WRITTEN REQUEST —
Would you transcribe the whole listing exactly, minus its pictures?

(Extracts from a graphics dataset)
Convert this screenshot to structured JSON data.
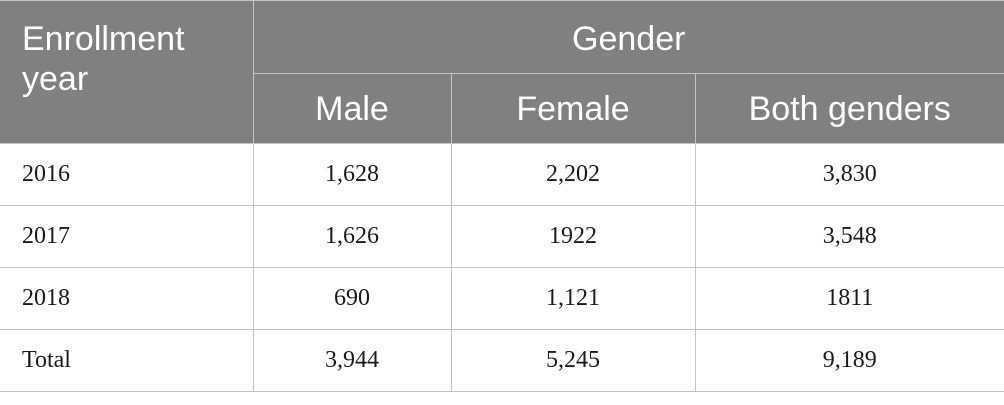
{
  "table": {
    "header": {
      "year_label": "Enrollment year",
      "group_label": "Gender",
      "columns": [
        "Male",
        "Female",
        "Both genders"
      ]
    },
    "rows": [
      {
        "year": "2016",
        "male": "1,628",
        "female": "2,202",
        "both": "3,830"
      },
      {
        "year": "2017",
        "male": "1,626",
        "female": "1922",
        "both": "3,548"
      },
      {
        "year": "2018",
        "male": "690",
        "female": "1,121",
        "both": "1811"
      },
      {
        "year": "Total",
        "male": "3,944",
        "female": "5,245",
        "both": "9,189"
      }
    ]
  },
  "colors": {
    "header_bg": "#808080",
    "header_text": "#ffffff",
    "grid_line": "#c4c4c4"
  }
}
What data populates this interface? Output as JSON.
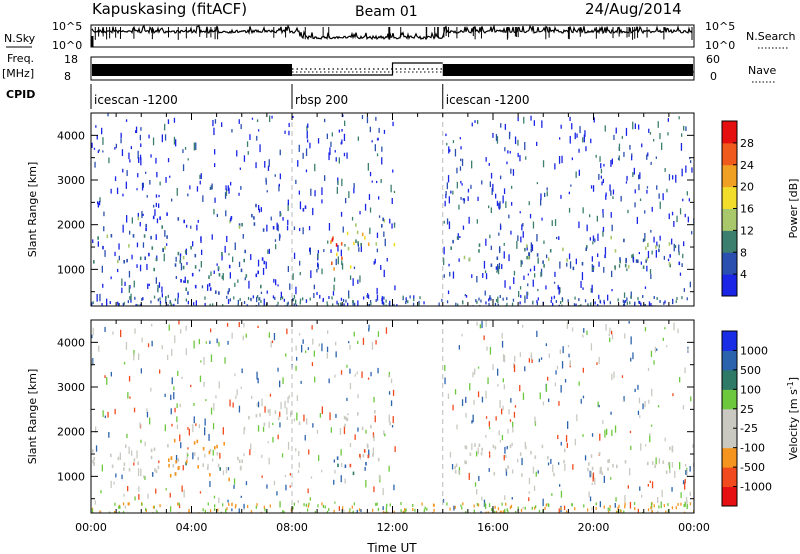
{
  "header": {
    "title": "Kapuskasing (fitACF)",
    "beam": "Beam 01",
    "date": "24/Aug/2014"
  },
  "status": {
    "nsky_label": "N.Sky",
    "nsky_ticks": [
      "10^5",
      "10^0"
    ],
    "nsearch_label": "N.Search",
    "nsearch_ticks": [
      "10^5",
      "10^0"
    ],
    "freq_label": "Freq.",
    "freq_unit": "[MHz]",
    "freq_ticks": [
      "18",
      "8"
    ],
    "nave_label": "Nave",
    "nave_ticks": [
      "60",
      "0"
    ],
    "cpid_label": "CPID",
    "cpid_segments": [
      {
        "name": "icescan -1200",
        "start_h": 0,
        "end_h": 8
      },
      {
        "name": "rbsp 200",
        "start_h": 8,
        "end_h": 14
      },
      {
        "name": "icescan -1200",
        "start_h": 14,
        "end_h": 24
      }
    ]
  },
  "colors": {
    "power": [
      "#1a25e6",
      "#2a4fae",
      "#3d7f6e",
      "#a9c86b",
      "#f2dd2b",
      "#f0a022",
      "#f05a1d",
      "#e60f10"
    ],
    "velocity": [
      "#e61012",
      "#f04a1d",
      "#f5951f",
      "#c9c9c1",
      "#c9c9c1",
      "#6dc83e",
      "#2e7a66",
      "#2b63ad",
      "#1a2de6"
    ]
  },
  "chart_data": [
    {
      "type": "heatmap",
      "name": "power-panel",
      "xlabel": "",
      "ylabel": "Slant Range [km]",
      "xlim": [
        0,
        24
      ],
      "ylim": [
        180,
        4500
      ],
      "yticks": [
        1000,
        2000,
        3000,
        4000
      ],
      "colorbar": {
        "label": "Power [dB]",
        "ticks": [
          "4",
          "8",
          "12",
          "16",
          "20",
          "24",
          "28"
        ],
        "range": [
          0,
          30
        ]
      },
      "regions": [
        {
          "t0": 0.0,
          "t1": 4.3,
          "r0": 1000,
          "r1": 1800,
          "value": 9
        },
        {
          "t0": 1.5,
          "t1": 7.5,
          "r0": 1900,
          "r1": 2300,
          "value": 6
        },
        {
          "t0": 3.5,
          "t1": 7.0,
          "r0": 500,
          "r1": 1500,
          "value": 5
        },
        {
          "t0": 6.5,
          "t1": 8.6,
          "r0": 2250,
          "r1": 2500,
          "value": 5
        },
        {
          "t0": 9.4,
          "t1": 11.2,
          "r0": 1000,
          "r1": 1900,
          "value": 20
        },
        {
          "t0": 9.5,
          "t1": 10.4,
          "r0": 1300,
          "r1": 1700,
          "value": 26
        },
        {
          "t0": 10.4,
          "t1": 12.1,
          "r0": 1500,
          "r1": 2200,
          "value": 10
        },
        {
          "t0": 14.0,
          "t1": 24.0,
          "r0": 1050,
          "r1": 1750,
          "value": 8
        }
      ]
    },
    {
      "type": "heatmap",
      "name": "velocity-panel",
      "xlabel": "Time UT",
      "ylabel": "Slant Range [km]",
      "xlim": [
        0,
        24
      ],
      "ylim": [
        180,
        4500
      ],
      "xticks": [
        "00:00",
        "04:00",
        "08:00",
        "12:00",
        "16:00",
        "20:00",
        "00:00"
      ],
      "yticks": [
        1000,
        2000,
        3000,
        4000
      ],
      "colorbar": {
        "label": "Velocity [m s^-1]",
        "ticks": [
          "-1000",
          "-500",
          "-100",
          "-25",
          "25",
          "100",
          "500",
          "1000"
        ]
      },
      "regions": [
        {
          "t0": 0.0,
          "t1": 6.0,
          "r0": 1050,
          "r1": 1750,
          "value": -10
        },
        {
          "t0": 3.0,
          "t1": 5.5,
          "r0": 900,
          "r1": 2000,
          "value": -300
        },
        {
          "t0": 6.0,
          "t1": 12.0,
          "r0": 2100,
          "r1": 2500,
          "value": 0
        },
        {
          "t0": 9.4,
          "t1": 11.2,
          "r0": 1100,
          "r1": 1700,
          "value": 600
        },
        {
          "t0": 10.6,
          "t1": 11.6,
          "r0": 1400,
          "r1": 2000,
          "value": -15
        },
        {
          "t0": 14.0,
          "t1": 24.0,
          "r0": 1050,
          "r1": 1750,
          "value": -5
        }
      ]
    }
  ]
}
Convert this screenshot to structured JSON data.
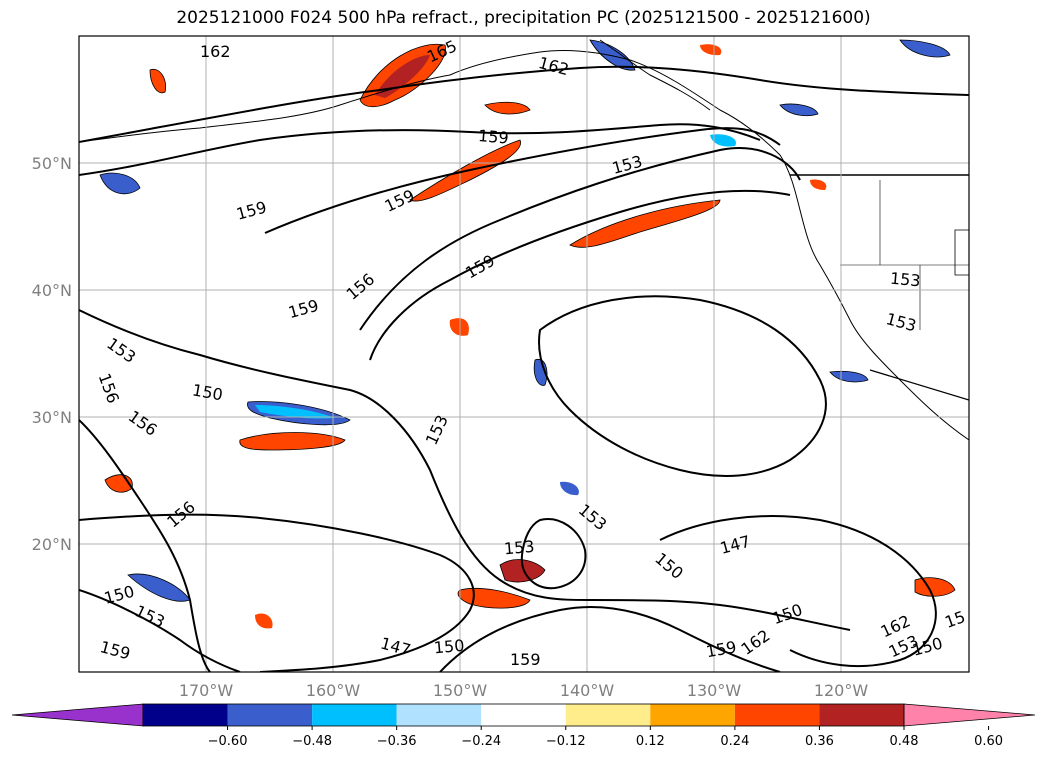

SOLVED PROBLEM —
Convert this screenshot to structured JSON data.
{
  "table": {
    "header": {
      "year_label": "Enrollment year",
      "group_label": "Gender",
      "columns": [
        "Male",
        "Female",
        "Both genders"
      ]
    },
    "rows": [
      {
        "year": "2016",
        "male": "1,628",
        "female": "2,202",
        "both": "3,830"
      },
      {
        "year": "2017",
        "male": "1,626",
        "female": "1922",
        "both": "3,548"
      },
      {
        "year": "2018",
        "male": "690",
        "female": "1,121",
        "both": "1811"
      },
      {
        "year": "Total",
        "male": "3,944",
        "female": "5,245",
        "both": "9,189"
      }
    ]
  },
  "colors": {
    "header_bg": "#808080",
    "header_text": "#ffffff",
    "grid_line": "#c4c4c4"
  }
}
What data populates this interface? Output as JSON.
{
  "header": {
    "title": "Kapuskasing (fitACF)",
    "beam": "Beam 01",
    "date": "24/Aug/2014"
  },
  "status": {
    "nsky_label": "N.Sky",
    "nsky_ticks": [
      "10^5",
      "10^0"
    ],
    "nsearch_label": "N.Search",
    "nsearch_ticks": [
      "10^5",
      "10^0"
    ],
    "freq_label": "Freq.",
    "freq_unit": "[MHz]",
    "freq_ticks": [
      "18",
      "8"
    ],
    "nave_label": "Nave",
    "nave_ticks": [
      "60",
      "0"
    ],
    "cpid_label": "CPID",
    "cpid_segments": [
      {
        "name": "icescan -1200",
        "start_h": 0,
        "end_h": 8
      },
      {
        "name": "rbsp 200",
        "start_h": 8,
        "end_h": 14
      },
      {
        "name": "icescan -1200",
        "start_h": 14,
        "end_h": 24
      }
    ]
  },
  "colors": {
    "power": [
      "#1a25e6",
      "#2a4fae",
      "#3d7f6e",
      "#a9c86b",
      "#f2dd2b",
      "#f0a022",
      "#f05a1d",
      "#e60f10"
    ],
    "velocity": [
      "#e61012",
      "#f04a1d",
      "#f5951f",
      "#c9c9c1",
      "#c9c9c1",
      "#6dc83e",
      "#2e7a66",
      "#2b63ad",
      "#1a2de6"
    ]
  },
  "chart_data": [
    {
      "type": "heatmap",
      "name": "power-panel",
      "xlabel": "",
      "ylabel": "Slant Range [km]",
      "xlim": [
        0,
        24
      ],
      "ylim": [
        180,
        4500
      ],
      "yticks": [
        1000,
        2000,
        3000,
        4000
      ],
      "colorbar": {
        "label": "Power [dB]",
        "ticks": [
          "4",
          "8",
          "12",
          "16",
          "20",
          "24",
          "28"
        ],
        "range": [
          0,
          30
        ]
      },
      "regions": [
        {
          "t0": 0.0,
          "t1": 4.3,
          "r0": 1000,
          "r1": 1800,
          "value": 9
        },
        {
          "t0": 1.5,
          "t1": 7.5,
          "r0": 1900,
          "r1": 2300,
          "value": 6
        },
        {
          "t0": 3.5,
          "t1": 7.0,
          "r0": 500,
          "r1": 1500,
          "value": 5
        },
        {
          "t0": 6.5,
          "t1": 8.6,
          "r0": 2250,
          "r1": 2500,
          "value": 5
        },
        {
          "t0": 9.4,
          "t1": 11.2,
          "r0": 1000,
          "r1": 1900,
          "value": 20
        },
        {
          "t0": 9.5,
          "t1": 10.4,
          "r0": 1300,
          "r1": 1700,
          "value": 26
        },
        {
          "t0": 10.4,
          "t1": 12.1,
          "r0": 1500,
          "r1": 2200,
          "value": 10
        },
        {
          "t0": 14.0,
          "t1": 24.0,
          "r0": 1050,
          "r1": 1750,
          "value": 8
        }
      ]
    },
    {
      "type": "heatmap",
      "name": "velocity-panel",
      "xlabel": "Time UT",
      "ylabel": "Slant Range [km]",
      "xlim": [
        0,
        24
      ],
      "ylim": [
        180,
        4500
      ],
      "xticks": [
        "00:00",
        "04:00",
        "08:00",
        "12:00",
        "16:00",
        "20:00",
        "00:00"
      ],
      "yticks": [
        1000,
        2000,
        3000,
        4000
      ],
      "colorbar": {
        "label": "Velocity [m s^-1]",
        "ticks": [
          "-1000",
          "-500",
          "-100",
          "-25",
          "25",
          "100",
          "500",
          "1000"
        ]
      },
      "regions": [
        {
          "t0": 0.0,
          "t1": 6.0,
          "r0": 1050,
          "r1": 1750,
          "value": -10
        },
        {
          "t0": 3.0,
          "t1": 5.5,
          "r0": 900,
          "r1": 2000,
          "value": -300
        },
        {
          "t0": 6.0,
          "t1": 12.0,
          "r0": 2100,
          "r1": 2500,
          "value": 0
        },
        {
          "t0": 9.4,
          "t1": 11.2,
          "r0": 1100,
          "r1": 1700,
          "value": 600
        },
        {
          "t0": 10.6,
          "t1": 11.6,
          "r0": 1400,
          "r1": 2000,
          "value": -15
        },
        {
          "t0": 14.0,
          "t1": 24.0,
          "r0": 1050,
          "r1": 1750,
          "value": -5
        }
      ]
    }
  ]
}
Convert this screenshot to structured JSON data.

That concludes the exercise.